Gather every line that includes the word "title", please.
# START OF Dataset excerpts
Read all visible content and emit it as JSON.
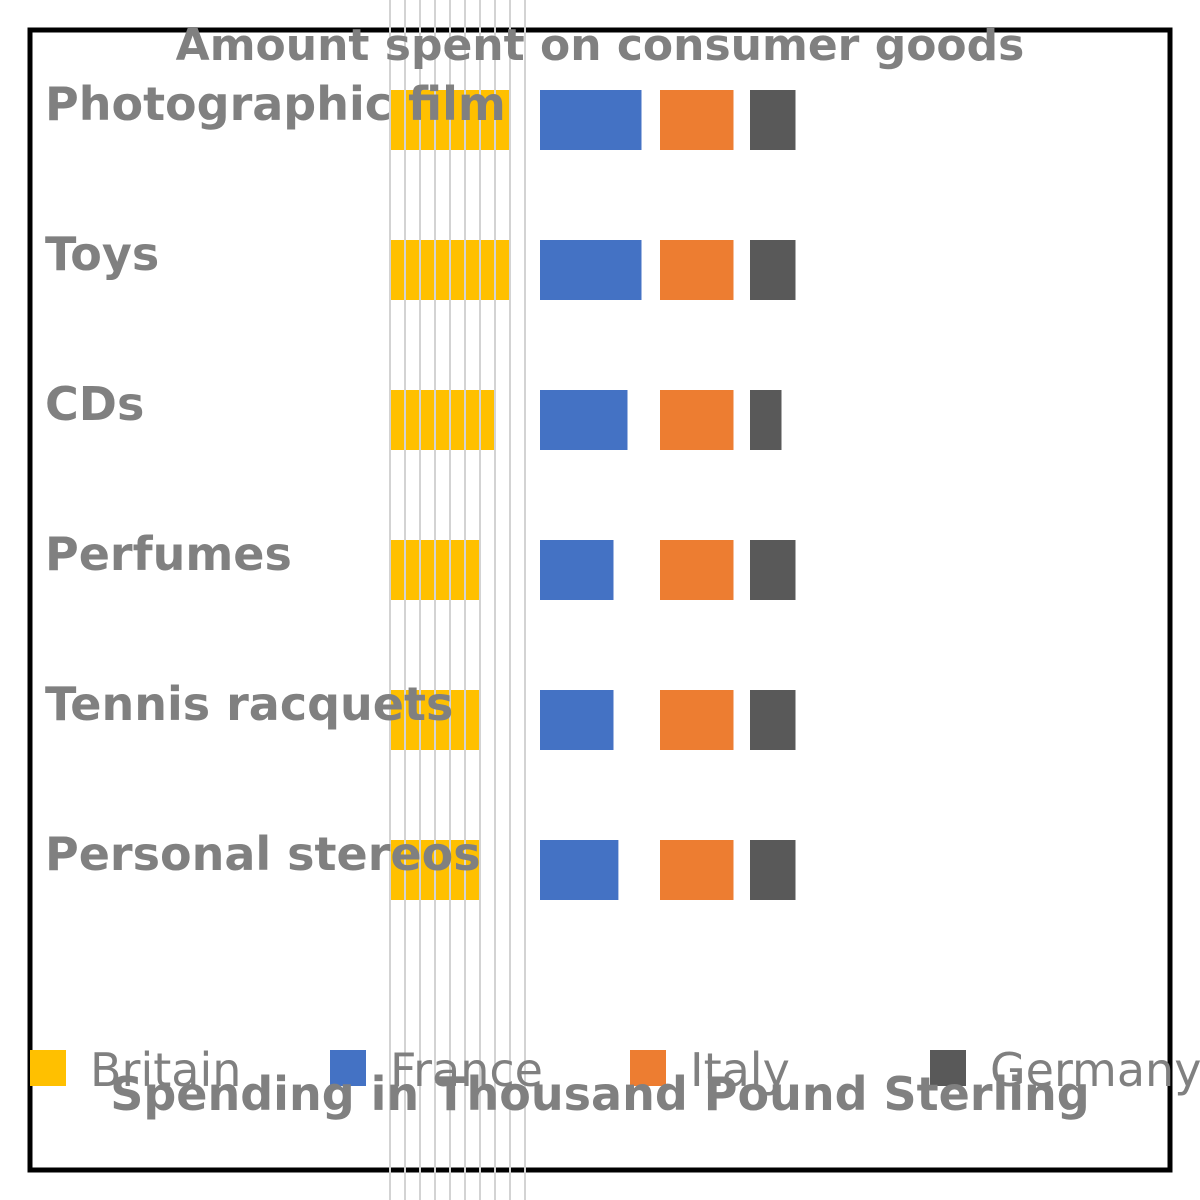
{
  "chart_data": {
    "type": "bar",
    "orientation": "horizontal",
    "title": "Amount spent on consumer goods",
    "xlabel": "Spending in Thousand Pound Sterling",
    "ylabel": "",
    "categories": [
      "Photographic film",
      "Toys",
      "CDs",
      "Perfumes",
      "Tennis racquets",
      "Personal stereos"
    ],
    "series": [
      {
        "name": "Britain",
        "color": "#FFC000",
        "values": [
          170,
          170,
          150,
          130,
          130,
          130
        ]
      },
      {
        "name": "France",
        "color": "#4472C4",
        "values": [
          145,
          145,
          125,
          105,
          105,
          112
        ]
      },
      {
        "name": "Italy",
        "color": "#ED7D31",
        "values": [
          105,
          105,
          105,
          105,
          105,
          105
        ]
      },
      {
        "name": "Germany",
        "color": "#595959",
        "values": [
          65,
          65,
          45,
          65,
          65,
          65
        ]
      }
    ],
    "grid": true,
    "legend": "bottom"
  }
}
# END OF Dataset excerpts
# START OF Dataset excerpts
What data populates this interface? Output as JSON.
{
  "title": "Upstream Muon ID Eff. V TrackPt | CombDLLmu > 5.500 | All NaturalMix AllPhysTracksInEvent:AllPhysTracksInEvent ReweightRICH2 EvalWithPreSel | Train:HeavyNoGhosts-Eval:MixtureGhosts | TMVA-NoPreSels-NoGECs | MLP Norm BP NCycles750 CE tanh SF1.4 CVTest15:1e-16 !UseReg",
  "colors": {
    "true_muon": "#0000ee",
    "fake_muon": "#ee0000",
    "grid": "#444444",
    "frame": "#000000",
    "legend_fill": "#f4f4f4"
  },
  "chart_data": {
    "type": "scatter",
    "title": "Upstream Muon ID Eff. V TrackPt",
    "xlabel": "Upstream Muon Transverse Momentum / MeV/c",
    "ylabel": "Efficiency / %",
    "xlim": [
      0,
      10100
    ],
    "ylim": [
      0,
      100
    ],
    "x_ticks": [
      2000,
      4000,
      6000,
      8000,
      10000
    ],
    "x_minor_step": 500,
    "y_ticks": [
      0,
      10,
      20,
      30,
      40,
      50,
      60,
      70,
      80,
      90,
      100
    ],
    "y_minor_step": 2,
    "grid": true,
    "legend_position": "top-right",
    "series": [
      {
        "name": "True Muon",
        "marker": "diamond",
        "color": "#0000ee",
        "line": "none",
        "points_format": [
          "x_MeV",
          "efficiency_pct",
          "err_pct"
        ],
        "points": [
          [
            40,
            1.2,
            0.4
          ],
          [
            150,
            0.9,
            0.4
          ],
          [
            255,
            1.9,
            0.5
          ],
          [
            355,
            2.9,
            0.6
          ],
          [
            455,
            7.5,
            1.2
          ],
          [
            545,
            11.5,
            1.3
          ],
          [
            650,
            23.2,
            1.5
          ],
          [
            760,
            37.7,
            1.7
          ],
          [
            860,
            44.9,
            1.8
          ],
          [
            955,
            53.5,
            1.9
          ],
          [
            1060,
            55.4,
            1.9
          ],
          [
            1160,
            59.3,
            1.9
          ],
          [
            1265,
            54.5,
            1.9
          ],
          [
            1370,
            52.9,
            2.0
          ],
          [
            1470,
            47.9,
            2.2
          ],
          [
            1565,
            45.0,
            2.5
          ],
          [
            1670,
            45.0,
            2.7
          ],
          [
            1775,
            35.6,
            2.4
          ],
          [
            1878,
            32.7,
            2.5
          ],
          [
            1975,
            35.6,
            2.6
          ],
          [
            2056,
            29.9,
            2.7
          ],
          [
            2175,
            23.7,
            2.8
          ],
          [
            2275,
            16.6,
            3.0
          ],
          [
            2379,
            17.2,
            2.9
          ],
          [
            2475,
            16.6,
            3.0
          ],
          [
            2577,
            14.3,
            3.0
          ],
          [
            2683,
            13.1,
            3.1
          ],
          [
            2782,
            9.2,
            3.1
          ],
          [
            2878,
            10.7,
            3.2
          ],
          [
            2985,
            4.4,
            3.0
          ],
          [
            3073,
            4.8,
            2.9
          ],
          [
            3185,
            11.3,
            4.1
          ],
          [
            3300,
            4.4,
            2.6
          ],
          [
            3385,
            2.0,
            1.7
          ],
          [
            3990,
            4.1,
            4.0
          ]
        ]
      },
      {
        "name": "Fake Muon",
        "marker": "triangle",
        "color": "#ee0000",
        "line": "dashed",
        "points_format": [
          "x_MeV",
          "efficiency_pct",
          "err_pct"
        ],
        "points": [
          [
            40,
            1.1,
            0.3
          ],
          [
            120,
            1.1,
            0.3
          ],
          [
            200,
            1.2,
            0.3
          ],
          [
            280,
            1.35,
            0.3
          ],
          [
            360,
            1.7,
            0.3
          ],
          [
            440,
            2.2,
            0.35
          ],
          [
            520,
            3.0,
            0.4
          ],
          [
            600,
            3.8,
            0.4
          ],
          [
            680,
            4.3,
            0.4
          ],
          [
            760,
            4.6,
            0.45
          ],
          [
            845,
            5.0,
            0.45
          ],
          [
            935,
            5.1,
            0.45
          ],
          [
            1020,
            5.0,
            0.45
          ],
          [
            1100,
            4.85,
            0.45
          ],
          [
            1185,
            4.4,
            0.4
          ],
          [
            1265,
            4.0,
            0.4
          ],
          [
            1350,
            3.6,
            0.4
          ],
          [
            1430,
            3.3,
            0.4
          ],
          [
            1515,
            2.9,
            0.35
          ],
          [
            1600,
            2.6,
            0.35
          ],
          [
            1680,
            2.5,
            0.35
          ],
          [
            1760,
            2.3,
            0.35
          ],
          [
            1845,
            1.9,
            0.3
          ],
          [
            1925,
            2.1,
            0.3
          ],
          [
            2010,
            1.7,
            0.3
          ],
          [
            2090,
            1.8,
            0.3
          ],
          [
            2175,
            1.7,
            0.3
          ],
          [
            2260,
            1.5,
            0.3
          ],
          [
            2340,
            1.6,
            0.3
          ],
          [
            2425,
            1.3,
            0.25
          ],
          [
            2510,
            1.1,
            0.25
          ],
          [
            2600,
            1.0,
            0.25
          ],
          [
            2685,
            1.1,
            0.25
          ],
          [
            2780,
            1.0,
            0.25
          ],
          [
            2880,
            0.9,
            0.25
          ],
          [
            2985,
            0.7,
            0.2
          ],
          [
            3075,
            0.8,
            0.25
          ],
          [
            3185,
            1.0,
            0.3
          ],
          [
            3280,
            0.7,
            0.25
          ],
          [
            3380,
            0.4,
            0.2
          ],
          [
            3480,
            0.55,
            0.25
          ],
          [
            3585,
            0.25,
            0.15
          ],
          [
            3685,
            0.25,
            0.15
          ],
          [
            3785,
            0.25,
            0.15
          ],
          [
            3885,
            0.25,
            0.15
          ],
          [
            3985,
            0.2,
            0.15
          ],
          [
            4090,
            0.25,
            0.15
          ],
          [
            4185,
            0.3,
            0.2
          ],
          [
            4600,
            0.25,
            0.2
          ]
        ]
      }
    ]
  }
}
# END OF Dataset excerpts
*Output for this exercise*.
    "title": "Amount spent on consumer goods",
  "title": "Upstream Muon ID Eff. V TrackPt | CombDLLmu > 5.500 | All NaturalMix AllPhysTracksInEvent:AllPhysTracksInEvent ReweightRICH2 EvalWithPreSel | Train:HeavyNoGhosts-Eval:MixtureGhosts | TMVA-NoPreSels-NoGECs | MLP Norm BP NCycles750 CE tanh SF1.4 CVTest15:1e-16 !UseReg",
    "title": "Upstream Muon ID Eff. V TrackPt",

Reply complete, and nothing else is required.